## Extracts from a graphics dataset
Start of Block

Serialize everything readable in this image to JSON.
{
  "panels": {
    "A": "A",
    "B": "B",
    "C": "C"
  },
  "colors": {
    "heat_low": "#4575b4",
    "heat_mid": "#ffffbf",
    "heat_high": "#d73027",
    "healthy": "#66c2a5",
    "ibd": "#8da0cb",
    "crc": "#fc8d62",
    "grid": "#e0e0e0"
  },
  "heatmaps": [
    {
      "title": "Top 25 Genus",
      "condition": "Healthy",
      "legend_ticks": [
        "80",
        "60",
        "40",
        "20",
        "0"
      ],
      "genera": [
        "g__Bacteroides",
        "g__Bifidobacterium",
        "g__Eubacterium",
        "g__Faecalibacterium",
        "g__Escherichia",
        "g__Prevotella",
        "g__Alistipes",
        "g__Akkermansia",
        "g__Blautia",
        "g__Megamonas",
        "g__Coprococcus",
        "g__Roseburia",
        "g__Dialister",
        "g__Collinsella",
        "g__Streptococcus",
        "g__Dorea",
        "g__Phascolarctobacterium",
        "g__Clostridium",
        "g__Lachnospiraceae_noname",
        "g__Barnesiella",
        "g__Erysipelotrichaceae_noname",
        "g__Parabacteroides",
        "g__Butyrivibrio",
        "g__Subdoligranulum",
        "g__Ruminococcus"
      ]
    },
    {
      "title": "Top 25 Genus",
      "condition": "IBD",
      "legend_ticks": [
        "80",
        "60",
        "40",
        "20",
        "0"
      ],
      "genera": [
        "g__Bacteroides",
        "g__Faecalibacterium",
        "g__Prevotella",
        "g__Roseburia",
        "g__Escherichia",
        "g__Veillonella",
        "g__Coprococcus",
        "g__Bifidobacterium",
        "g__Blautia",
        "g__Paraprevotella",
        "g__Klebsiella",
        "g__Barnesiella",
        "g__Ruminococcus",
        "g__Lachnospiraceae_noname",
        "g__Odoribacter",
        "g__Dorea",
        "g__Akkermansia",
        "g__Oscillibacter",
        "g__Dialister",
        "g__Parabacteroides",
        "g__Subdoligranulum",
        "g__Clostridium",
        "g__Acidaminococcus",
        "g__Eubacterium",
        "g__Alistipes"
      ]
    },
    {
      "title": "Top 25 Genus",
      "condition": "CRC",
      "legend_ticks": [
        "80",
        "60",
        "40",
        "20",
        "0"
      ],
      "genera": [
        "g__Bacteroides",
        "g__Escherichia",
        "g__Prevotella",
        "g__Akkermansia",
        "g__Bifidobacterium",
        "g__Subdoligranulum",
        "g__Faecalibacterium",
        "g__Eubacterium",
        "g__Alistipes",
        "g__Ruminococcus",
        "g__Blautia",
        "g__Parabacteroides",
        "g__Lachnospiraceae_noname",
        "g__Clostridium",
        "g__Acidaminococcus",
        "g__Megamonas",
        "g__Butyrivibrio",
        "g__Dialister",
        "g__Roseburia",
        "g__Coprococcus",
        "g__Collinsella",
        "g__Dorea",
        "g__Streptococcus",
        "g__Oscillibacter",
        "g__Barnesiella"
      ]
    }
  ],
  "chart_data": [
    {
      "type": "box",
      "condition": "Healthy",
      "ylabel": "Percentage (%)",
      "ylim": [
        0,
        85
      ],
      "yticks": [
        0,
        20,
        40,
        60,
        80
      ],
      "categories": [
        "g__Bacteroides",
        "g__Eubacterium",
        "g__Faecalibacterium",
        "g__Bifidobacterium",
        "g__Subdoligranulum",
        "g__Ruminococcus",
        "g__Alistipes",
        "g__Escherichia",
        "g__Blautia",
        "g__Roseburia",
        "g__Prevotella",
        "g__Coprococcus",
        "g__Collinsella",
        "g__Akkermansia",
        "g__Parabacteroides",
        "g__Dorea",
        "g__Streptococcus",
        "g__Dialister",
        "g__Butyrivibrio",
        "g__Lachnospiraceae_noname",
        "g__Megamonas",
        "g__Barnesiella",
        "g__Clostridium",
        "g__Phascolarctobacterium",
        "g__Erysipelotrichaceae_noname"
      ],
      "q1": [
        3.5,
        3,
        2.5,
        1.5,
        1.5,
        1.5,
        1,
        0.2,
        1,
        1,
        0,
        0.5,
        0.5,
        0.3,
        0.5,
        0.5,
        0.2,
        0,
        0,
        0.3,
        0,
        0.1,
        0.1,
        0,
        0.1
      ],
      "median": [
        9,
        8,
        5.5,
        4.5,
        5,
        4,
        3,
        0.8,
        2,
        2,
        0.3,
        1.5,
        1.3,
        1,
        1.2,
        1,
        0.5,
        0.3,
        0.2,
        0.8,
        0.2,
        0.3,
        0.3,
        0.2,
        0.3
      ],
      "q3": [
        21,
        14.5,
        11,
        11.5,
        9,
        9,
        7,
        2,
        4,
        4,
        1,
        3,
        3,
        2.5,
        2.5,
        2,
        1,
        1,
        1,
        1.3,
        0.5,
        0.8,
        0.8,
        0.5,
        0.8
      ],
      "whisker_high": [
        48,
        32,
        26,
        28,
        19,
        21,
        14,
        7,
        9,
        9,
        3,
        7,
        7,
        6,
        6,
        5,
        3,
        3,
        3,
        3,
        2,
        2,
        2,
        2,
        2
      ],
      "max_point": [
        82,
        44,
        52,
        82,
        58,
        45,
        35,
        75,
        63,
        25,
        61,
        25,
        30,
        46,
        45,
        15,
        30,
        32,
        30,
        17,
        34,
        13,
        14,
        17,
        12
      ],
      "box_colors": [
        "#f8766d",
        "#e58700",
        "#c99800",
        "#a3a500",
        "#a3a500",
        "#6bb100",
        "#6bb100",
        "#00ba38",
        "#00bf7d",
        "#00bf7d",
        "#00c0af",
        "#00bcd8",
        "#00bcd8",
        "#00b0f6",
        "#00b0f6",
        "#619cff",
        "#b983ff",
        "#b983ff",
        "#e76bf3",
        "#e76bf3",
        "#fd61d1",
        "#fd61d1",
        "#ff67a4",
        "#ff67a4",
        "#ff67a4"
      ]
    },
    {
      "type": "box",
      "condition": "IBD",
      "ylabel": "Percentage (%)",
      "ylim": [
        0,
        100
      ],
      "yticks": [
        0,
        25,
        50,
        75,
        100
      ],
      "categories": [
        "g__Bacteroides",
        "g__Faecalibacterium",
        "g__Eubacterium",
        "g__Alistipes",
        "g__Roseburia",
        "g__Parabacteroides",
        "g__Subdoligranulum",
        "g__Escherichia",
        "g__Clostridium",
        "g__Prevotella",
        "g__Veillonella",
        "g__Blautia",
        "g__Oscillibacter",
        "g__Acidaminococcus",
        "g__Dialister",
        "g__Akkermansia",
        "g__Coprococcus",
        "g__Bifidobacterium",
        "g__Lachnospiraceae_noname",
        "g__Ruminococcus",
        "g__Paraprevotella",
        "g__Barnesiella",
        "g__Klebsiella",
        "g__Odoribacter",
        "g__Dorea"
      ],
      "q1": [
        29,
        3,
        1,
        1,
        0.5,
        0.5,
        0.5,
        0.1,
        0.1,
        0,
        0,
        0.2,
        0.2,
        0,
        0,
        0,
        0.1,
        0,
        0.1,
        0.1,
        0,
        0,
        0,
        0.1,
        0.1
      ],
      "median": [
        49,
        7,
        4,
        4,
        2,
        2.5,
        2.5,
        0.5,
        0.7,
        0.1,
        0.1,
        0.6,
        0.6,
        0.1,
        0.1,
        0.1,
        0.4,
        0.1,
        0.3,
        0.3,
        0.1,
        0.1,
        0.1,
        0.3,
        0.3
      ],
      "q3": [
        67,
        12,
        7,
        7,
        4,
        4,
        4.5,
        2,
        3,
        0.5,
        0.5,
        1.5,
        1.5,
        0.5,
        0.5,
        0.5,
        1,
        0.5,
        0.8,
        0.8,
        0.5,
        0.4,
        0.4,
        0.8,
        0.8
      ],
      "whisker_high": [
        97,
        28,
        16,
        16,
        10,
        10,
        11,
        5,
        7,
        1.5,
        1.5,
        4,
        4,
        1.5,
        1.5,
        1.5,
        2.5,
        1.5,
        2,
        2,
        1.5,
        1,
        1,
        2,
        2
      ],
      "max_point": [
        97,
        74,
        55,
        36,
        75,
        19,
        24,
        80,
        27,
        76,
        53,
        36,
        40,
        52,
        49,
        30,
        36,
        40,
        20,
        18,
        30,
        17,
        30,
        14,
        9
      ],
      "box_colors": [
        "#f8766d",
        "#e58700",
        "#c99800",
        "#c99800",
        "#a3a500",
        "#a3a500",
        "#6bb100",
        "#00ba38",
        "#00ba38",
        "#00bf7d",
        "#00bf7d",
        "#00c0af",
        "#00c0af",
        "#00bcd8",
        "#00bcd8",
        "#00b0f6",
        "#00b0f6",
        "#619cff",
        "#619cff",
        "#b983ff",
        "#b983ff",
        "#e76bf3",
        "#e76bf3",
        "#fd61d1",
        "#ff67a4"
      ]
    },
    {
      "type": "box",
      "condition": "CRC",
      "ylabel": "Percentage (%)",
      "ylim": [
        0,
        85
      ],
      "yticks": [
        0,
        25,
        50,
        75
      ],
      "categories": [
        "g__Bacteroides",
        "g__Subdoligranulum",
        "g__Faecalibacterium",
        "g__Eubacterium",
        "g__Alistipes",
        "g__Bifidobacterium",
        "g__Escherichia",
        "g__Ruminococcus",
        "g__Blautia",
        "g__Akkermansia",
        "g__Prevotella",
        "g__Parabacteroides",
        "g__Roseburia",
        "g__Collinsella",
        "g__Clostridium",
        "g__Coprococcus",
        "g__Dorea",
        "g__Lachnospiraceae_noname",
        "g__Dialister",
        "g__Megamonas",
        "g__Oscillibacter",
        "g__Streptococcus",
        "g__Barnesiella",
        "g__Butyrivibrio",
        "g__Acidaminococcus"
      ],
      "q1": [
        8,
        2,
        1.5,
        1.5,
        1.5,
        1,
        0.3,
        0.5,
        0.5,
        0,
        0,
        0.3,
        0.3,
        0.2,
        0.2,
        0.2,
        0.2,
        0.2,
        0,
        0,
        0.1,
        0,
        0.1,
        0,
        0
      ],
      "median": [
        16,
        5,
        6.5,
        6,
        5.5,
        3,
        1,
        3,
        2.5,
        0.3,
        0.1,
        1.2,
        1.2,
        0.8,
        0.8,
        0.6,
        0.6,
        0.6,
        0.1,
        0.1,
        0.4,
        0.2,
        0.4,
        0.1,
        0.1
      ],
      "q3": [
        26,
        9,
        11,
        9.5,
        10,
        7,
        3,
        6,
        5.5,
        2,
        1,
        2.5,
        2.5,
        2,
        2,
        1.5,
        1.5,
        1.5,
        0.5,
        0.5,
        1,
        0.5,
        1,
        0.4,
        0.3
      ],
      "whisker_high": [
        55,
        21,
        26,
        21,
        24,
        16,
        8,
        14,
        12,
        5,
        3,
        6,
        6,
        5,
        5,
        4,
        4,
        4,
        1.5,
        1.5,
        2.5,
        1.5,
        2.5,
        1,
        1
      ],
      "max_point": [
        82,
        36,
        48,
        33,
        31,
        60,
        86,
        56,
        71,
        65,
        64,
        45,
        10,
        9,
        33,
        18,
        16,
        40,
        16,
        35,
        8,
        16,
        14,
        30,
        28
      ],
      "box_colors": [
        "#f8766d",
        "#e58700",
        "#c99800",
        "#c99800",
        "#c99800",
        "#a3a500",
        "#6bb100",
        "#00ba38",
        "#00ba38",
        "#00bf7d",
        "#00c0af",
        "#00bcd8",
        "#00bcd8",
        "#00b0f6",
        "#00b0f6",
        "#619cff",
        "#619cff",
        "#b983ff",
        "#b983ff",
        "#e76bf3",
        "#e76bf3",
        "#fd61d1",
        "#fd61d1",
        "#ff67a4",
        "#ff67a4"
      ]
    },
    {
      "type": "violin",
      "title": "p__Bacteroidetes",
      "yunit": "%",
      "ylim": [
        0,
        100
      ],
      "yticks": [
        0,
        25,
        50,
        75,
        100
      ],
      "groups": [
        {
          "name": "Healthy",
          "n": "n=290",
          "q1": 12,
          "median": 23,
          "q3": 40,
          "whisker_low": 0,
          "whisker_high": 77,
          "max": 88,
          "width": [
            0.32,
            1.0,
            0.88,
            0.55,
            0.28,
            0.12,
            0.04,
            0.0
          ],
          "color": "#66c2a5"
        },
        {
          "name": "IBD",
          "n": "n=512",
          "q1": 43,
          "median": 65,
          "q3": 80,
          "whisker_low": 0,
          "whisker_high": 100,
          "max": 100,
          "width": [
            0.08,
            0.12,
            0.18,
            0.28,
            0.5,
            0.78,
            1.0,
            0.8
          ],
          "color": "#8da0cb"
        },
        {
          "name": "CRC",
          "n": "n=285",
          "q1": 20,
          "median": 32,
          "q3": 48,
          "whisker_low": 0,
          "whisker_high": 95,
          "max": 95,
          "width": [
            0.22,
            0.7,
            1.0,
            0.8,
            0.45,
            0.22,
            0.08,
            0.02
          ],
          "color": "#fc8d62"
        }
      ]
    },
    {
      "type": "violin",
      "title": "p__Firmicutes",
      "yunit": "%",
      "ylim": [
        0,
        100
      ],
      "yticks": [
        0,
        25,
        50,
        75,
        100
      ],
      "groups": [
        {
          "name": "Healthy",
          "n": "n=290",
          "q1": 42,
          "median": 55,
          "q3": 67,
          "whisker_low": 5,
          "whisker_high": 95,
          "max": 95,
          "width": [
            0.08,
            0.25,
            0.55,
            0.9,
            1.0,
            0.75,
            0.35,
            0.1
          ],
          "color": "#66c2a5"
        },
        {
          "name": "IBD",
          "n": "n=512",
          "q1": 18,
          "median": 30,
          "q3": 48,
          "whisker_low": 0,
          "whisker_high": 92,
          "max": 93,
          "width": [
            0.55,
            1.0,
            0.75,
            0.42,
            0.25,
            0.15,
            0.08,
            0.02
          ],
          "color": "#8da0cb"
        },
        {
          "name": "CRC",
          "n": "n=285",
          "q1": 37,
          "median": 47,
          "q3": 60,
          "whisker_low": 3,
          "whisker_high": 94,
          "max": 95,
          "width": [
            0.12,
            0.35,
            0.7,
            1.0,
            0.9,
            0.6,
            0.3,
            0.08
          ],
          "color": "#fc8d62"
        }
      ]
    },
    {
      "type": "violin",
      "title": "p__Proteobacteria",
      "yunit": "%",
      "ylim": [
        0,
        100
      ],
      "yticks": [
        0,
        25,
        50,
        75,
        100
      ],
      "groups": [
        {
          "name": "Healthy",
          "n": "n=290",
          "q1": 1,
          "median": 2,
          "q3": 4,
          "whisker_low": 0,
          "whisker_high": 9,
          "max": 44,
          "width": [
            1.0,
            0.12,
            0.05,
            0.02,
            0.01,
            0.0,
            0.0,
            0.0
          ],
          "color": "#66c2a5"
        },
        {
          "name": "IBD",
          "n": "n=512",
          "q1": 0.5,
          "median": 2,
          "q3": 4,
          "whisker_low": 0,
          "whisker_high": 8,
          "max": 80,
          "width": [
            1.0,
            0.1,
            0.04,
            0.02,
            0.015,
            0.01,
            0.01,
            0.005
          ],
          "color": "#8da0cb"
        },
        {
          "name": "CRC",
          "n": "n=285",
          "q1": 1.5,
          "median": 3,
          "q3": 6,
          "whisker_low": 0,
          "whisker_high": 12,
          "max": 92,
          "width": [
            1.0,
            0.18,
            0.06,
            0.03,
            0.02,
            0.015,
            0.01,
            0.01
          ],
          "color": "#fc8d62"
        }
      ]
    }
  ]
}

End of Block

Show the lines in the entries above that include the string "median".

## Problem solution
      "median": [
      "median": [
      "median": [
          "median": 23,
          "median": 65,
          "median": 32,
          "median": 55,
          "median": 30,
          "median": 47,
          "median": 2,
          "median": 2,
          "median": 3,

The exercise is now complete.